Problem requirements |
Please repeat the part of the material that opens with the line containing "Decompose this app" and closes with the line containing "button[interactable]: Accept terms", setting down those lines exactly as they appear.

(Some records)
'''
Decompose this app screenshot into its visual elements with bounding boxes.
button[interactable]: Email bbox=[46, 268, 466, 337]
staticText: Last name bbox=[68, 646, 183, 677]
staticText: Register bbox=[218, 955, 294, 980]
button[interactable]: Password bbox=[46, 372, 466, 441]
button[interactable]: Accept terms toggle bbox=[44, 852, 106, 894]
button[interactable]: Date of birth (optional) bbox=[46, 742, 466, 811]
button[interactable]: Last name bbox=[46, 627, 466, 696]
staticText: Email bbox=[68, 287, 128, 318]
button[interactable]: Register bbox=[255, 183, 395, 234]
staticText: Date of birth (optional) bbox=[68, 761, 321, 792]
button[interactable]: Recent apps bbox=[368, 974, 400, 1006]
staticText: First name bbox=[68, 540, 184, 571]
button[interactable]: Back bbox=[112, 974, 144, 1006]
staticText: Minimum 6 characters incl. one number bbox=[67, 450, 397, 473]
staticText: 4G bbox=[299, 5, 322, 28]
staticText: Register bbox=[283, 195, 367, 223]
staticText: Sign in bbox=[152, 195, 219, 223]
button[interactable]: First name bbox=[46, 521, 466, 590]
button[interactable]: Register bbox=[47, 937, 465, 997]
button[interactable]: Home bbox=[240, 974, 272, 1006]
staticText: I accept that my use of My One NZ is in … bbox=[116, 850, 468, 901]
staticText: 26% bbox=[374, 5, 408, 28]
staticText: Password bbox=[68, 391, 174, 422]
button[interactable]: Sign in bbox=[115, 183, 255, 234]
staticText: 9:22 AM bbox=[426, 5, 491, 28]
'''
'''
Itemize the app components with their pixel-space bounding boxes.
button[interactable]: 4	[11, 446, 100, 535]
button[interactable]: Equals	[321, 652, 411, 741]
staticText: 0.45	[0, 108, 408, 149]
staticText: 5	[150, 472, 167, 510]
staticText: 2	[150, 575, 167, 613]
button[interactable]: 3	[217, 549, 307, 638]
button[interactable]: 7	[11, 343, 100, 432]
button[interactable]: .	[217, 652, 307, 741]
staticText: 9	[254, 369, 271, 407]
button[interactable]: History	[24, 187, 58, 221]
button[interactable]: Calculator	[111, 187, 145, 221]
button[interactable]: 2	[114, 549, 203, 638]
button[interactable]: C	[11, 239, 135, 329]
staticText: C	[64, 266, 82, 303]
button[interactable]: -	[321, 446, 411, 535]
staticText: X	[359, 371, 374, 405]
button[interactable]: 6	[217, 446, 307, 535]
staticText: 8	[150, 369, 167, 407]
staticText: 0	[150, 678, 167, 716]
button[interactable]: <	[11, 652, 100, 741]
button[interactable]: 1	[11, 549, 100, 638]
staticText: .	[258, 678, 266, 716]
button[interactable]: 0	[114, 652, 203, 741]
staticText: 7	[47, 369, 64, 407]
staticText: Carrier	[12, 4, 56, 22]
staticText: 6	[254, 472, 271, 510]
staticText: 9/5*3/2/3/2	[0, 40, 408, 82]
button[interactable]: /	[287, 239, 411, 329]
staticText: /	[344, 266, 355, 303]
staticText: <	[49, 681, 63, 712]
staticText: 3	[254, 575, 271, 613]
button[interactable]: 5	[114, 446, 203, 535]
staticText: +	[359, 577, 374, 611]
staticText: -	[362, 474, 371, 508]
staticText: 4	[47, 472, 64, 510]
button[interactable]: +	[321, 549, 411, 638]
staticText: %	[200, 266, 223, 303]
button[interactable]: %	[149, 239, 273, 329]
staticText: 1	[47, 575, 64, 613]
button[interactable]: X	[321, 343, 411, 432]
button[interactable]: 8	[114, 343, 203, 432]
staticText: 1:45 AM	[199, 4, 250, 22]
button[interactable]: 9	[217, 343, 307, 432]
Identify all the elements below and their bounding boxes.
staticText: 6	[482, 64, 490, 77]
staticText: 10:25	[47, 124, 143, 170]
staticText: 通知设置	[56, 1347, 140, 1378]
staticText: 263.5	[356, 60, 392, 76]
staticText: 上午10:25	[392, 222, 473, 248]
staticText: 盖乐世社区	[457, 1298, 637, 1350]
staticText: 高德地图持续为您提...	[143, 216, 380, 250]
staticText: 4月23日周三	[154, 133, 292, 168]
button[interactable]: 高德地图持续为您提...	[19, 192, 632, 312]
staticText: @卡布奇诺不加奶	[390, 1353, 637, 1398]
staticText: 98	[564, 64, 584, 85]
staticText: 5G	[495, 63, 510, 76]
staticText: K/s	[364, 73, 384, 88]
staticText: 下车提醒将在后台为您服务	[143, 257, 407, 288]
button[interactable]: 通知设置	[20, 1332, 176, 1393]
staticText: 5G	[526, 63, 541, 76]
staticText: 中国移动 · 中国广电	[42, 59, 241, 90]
'''
Exercise answer |
Decompose this app screenshot into its visual elements with bounding boxes.
button[interactable]: Email bbox=[46, 268, 466, 337]
staticText: Last name bbox=[68, 646, 183, 677]
staticText: Register bbox=[218, 955, 294, 980]
button[interactable]: Password bbox=[46, 372, 466, 441]
button[interactable]: Accept terms toggle bbox=[44, 852, 106, 894]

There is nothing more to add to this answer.